Extract, from the records beneath this instruction, each line that contains the word "JSON".

◆ Records provided:

----

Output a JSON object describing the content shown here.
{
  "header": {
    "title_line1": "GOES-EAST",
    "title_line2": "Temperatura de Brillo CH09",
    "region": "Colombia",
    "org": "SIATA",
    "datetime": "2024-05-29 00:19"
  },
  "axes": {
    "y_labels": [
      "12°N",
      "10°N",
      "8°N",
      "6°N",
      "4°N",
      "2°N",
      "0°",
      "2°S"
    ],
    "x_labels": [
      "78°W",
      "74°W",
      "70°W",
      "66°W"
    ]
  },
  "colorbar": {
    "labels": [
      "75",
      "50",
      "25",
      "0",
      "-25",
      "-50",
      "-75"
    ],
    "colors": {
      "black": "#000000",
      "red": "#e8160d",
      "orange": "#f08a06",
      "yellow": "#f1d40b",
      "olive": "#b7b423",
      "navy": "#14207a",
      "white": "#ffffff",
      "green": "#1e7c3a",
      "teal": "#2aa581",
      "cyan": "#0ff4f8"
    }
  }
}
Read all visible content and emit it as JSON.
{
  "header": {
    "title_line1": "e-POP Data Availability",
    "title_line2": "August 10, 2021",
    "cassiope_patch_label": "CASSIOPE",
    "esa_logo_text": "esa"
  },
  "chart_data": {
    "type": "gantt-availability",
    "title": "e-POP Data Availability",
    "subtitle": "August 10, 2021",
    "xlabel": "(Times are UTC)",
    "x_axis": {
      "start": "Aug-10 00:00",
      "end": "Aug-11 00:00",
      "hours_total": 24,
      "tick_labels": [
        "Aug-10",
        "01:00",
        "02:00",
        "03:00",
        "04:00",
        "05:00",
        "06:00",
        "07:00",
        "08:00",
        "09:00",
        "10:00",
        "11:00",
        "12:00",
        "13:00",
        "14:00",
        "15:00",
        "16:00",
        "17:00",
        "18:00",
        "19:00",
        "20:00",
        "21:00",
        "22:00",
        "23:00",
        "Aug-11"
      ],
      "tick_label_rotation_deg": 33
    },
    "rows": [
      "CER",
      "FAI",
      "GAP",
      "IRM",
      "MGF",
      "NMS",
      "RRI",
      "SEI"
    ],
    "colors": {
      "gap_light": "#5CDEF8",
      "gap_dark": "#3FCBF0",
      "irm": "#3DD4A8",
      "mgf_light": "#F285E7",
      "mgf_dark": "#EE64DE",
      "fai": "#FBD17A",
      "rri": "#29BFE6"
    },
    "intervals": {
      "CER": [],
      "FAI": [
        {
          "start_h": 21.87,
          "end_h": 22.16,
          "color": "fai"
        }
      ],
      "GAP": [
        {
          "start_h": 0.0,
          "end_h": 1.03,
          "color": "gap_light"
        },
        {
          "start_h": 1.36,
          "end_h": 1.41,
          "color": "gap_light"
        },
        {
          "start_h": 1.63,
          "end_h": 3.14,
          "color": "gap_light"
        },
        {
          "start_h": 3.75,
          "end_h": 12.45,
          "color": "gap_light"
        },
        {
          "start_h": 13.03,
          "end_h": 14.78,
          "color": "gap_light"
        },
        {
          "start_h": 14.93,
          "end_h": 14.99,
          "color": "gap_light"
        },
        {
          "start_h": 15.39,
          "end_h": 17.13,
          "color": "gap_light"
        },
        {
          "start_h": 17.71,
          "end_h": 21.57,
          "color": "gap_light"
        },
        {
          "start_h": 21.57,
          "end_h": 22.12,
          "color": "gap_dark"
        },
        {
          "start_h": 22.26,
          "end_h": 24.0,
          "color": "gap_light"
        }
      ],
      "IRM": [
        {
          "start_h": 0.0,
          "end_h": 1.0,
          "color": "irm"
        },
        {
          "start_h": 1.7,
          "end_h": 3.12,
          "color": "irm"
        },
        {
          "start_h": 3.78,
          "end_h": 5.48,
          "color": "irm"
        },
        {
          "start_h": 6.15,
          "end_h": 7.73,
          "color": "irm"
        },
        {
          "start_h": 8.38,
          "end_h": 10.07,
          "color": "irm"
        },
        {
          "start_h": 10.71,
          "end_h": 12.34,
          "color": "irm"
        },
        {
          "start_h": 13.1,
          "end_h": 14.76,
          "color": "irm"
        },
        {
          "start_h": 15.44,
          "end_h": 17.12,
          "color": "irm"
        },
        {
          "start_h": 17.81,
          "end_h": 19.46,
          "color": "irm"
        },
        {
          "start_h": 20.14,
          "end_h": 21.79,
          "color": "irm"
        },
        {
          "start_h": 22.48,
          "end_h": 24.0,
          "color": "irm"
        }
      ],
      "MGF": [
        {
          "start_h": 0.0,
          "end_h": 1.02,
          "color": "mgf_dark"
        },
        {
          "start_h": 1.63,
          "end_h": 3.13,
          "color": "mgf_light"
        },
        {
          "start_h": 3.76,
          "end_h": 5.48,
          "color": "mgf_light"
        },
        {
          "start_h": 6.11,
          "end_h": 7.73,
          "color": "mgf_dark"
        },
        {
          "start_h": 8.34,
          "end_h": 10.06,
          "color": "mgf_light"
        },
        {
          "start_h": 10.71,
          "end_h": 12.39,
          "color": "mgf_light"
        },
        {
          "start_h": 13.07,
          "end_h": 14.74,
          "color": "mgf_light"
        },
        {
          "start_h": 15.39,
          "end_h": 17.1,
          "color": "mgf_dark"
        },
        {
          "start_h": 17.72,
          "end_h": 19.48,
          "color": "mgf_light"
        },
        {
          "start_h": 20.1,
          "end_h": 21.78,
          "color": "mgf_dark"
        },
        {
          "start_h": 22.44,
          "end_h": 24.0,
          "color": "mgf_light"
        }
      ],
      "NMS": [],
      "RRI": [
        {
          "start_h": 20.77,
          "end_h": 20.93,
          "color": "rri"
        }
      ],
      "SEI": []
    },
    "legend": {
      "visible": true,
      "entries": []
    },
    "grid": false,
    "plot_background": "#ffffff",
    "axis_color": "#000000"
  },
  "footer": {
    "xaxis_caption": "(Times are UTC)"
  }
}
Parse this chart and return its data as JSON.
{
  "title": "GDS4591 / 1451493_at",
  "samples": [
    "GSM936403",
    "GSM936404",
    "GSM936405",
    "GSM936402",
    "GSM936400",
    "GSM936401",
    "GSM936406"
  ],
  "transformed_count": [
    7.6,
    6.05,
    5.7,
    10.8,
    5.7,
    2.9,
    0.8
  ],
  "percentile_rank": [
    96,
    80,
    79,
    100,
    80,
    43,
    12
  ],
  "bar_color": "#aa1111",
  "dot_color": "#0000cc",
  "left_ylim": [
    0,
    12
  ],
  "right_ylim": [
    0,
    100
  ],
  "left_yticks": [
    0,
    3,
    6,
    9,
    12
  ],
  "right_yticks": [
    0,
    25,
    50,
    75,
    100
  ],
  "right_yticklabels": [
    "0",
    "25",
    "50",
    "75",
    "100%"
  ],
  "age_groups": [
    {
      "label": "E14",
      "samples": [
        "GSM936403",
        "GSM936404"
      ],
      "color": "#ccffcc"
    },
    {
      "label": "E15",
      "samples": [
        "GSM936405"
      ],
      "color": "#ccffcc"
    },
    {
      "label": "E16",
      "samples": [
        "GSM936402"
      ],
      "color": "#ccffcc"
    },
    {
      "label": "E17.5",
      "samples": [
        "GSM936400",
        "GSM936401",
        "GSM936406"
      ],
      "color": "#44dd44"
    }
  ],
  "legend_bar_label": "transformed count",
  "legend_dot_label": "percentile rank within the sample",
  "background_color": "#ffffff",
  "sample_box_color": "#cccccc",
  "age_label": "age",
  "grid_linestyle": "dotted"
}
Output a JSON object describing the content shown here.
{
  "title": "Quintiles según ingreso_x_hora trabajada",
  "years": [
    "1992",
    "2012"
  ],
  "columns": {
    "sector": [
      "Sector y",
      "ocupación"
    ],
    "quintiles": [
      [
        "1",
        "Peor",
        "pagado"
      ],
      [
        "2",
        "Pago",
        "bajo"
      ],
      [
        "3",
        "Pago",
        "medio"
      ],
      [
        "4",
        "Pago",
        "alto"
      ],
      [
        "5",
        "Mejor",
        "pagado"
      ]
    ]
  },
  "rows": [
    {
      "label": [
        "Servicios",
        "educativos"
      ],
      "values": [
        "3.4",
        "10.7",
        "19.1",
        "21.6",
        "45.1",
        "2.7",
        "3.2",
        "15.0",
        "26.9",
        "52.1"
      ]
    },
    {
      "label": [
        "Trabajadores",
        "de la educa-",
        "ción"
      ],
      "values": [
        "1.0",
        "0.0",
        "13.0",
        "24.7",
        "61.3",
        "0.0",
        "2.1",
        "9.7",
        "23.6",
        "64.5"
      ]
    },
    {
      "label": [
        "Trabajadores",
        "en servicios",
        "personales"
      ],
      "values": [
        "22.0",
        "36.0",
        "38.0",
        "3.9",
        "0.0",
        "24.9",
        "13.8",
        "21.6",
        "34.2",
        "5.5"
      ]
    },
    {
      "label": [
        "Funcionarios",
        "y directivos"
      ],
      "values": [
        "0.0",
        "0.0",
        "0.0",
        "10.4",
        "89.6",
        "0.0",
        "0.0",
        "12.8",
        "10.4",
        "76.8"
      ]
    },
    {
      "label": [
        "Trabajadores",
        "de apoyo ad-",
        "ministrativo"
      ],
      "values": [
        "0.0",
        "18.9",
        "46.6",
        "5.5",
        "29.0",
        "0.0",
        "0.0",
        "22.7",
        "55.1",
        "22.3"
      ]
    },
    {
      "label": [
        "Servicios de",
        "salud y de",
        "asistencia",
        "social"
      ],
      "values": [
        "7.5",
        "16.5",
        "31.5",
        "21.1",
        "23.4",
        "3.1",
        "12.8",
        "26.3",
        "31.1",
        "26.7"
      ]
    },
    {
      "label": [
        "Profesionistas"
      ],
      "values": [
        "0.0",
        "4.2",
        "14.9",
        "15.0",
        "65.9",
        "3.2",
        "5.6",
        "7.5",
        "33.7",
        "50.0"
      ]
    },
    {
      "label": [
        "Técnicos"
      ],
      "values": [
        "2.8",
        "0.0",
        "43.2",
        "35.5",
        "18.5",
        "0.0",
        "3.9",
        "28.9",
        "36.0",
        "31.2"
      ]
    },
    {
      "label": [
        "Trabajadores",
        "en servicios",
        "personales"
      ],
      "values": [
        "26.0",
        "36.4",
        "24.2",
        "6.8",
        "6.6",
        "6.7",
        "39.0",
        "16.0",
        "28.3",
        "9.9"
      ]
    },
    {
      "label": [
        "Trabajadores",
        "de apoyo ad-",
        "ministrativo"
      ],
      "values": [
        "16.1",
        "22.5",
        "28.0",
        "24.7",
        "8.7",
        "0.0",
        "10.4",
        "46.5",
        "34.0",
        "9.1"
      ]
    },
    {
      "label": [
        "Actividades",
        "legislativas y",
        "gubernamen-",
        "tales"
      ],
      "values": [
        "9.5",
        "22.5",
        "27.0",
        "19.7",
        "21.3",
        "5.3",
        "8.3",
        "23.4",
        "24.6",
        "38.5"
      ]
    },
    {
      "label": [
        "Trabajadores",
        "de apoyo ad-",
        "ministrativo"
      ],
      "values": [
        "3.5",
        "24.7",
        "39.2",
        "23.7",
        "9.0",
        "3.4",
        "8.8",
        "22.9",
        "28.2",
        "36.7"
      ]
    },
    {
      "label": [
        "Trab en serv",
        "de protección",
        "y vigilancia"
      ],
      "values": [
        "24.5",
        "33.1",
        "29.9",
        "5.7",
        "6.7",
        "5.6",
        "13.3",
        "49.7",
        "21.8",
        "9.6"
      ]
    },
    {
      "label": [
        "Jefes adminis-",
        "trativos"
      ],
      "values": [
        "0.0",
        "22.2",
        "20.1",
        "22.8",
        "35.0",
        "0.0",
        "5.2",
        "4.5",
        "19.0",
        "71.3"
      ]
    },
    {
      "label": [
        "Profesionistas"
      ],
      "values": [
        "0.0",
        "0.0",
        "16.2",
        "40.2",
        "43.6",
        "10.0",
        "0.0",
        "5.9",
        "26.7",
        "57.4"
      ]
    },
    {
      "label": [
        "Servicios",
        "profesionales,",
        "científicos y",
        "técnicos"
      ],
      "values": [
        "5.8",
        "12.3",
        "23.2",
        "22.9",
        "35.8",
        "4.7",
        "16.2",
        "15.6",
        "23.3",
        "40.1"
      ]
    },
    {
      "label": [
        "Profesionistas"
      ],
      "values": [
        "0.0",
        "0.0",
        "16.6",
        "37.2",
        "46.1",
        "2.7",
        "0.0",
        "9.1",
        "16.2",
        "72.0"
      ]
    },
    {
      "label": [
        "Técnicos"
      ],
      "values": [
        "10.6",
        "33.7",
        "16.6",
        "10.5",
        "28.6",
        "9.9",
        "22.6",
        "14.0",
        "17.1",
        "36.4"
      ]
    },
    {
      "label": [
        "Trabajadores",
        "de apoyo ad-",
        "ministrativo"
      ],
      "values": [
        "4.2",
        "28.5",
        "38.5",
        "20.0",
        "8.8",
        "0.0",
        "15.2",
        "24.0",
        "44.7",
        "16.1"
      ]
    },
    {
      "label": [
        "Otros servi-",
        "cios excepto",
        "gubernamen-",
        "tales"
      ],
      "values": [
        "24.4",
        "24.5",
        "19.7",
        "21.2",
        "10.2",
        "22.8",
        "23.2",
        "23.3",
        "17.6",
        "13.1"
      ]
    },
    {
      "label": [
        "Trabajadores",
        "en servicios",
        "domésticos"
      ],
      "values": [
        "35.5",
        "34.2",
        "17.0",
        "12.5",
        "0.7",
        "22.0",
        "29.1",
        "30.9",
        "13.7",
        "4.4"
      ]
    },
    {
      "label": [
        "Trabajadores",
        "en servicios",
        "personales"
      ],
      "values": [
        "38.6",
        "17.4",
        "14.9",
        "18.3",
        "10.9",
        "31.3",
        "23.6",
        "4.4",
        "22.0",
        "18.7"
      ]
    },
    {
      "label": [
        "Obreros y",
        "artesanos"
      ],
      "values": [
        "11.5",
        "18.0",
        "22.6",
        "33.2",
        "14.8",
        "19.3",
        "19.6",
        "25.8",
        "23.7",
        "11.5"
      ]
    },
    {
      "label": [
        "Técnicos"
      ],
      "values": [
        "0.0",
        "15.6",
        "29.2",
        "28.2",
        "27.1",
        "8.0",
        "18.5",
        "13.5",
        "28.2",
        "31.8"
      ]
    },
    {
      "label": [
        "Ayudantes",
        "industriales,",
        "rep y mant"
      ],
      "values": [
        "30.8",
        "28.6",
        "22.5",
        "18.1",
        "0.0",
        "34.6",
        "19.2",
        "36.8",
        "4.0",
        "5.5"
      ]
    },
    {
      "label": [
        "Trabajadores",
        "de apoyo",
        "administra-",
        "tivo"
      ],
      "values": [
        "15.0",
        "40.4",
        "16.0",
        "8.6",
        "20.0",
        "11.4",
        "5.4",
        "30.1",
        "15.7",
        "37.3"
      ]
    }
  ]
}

----

◆ Response:
Output a JSON object describing the content shown here.
Read all visible content and emit it as JSON.
Parse this chart and return its data as JSON.
Output a JSON object describing the content shown here.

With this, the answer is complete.